■ **EXERCISE PROMPT**
Every line of the listing must be reproduced as it stands. Leave the images behind.

Data entries
----------------

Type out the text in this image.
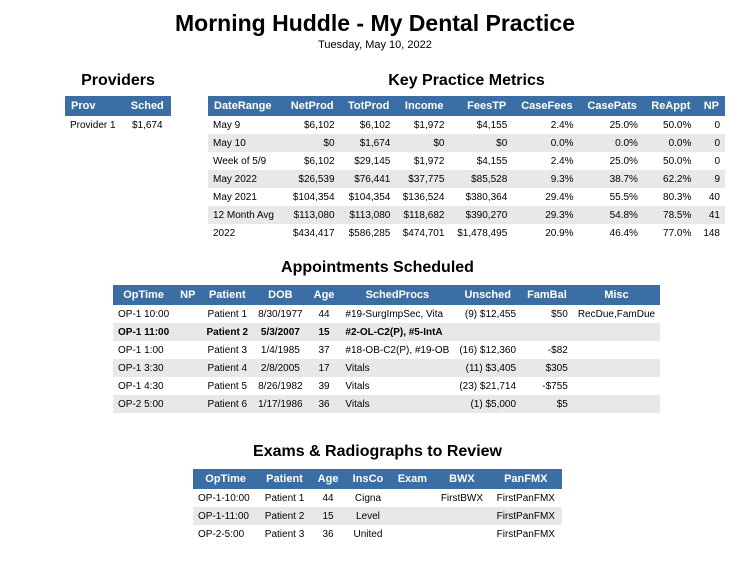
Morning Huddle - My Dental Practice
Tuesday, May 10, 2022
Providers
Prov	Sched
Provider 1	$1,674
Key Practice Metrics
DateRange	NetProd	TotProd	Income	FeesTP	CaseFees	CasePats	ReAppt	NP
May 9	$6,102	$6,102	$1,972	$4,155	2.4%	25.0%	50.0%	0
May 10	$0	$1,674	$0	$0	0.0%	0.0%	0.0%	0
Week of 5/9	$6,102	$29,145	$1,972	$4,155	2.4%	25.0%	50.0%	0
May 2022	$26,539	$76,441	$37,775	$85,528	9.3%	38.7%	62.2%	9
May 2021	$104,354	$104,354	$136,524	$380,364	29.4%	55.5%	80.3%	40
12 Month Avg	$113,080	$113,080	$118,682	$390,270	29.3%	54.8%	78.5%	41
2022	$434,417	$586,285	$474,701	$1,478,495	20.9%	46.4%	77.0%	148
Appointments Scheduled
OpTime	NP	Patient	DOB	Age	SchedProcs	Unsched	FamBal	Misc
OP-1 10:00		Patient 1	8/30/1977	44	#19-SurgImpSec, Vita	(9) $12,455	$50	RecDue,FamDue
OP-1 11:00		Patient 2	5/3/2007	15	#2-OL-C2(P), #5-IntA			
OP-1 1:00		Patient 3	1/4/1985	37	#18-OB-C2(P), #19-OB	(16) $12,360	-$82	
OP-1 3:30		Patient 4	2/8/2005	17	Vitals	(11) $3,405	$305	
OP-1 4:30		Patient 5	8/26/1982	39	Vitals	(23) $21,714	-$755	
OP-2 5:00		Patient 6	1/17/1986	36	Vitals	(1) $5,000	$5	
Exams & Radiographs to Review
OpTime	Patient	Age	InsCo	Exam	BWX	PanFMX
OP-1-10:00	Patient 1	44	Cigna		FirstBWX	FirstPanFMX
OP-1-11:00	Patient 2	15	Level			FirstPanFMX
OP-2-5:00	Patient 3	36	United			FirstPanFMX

----------------

■ **EXERCISE SOLUTION**
Type out the text in this image.
Morning Huddle - My Dental Practice
Tuesday, May 10, 2022
Providers
Prov	Sched
Provider 1	$1,674
Key Practice Metrics
DateRange	NetProd	TotProd	Income	FeesTP	CaseFees	CasePats	ReAppt	NP
May 9	$6,102	$6,102	$1,972	$4,155	2.4%	25.0%	50.0%	0
May 10	$0	$1,674	$0	$0	0.0%	0.0%	0.0%	0
Week of 5/9	$6,102	$29,145	$1,972	$4,155	2.4%	25.0%	50.0%	0
May 2022	$26,539	$76,441	$37,775	$85,528	9.3%	38.7%	62.2%	9
May 2021	$104,354	$104,354	$136,524	$380,364	29.4%	55.5%	80.3%	40
12 Month Avg	$113,080	$113,080	$118,682	$390,270	29.3%	54.8%	78.5%	41
2022	$434,417	$586,285	$474,701	$1,478,495	20.9%	46.4%	77.0%	148
Appointments Scheduled
OpTime	NP	Patient	DOB	Age	SchedProcs	Unsched	FamBal	Misc
OP-1 10:00		Patient 1	8/30/1977	44	#19-SurgImpSec, Vita	(9) $12,455	$50	RecDue,FamDue
OP-1 11:00		Patient 2	5/3/2007	15	#2-OL-C2(P), #5-IntA			
OP-1 1:00		Patient 3	1/4/1985	37	#18-OB-C2(P), #19-OB	(16) $12,360	-$82	
OP-1 3:30		Patient 4	2/8/2005	17	Vitals	(11) $3,405	$305	
OP-1 4:30		Patient 5	8/26/1982	39	Vitals	(23) $21,714	-$755	
OP-2 5:00		Patient 6	1/17/1986	36	Vitals	(1) $5,000	$5	
Exams & Radiographs to Review
OpTime	Patient	Age	InsCo	Exam	BWX	PanFMX
OP-1-10:00	Patient 1	44	Cigna		FirstBWX	FirstPanFMX
OP-1-11:00	Patient 2	15	Level			FirstPanFMX
OP-2-5:00	Patient 3	36	United			FirstPanFMX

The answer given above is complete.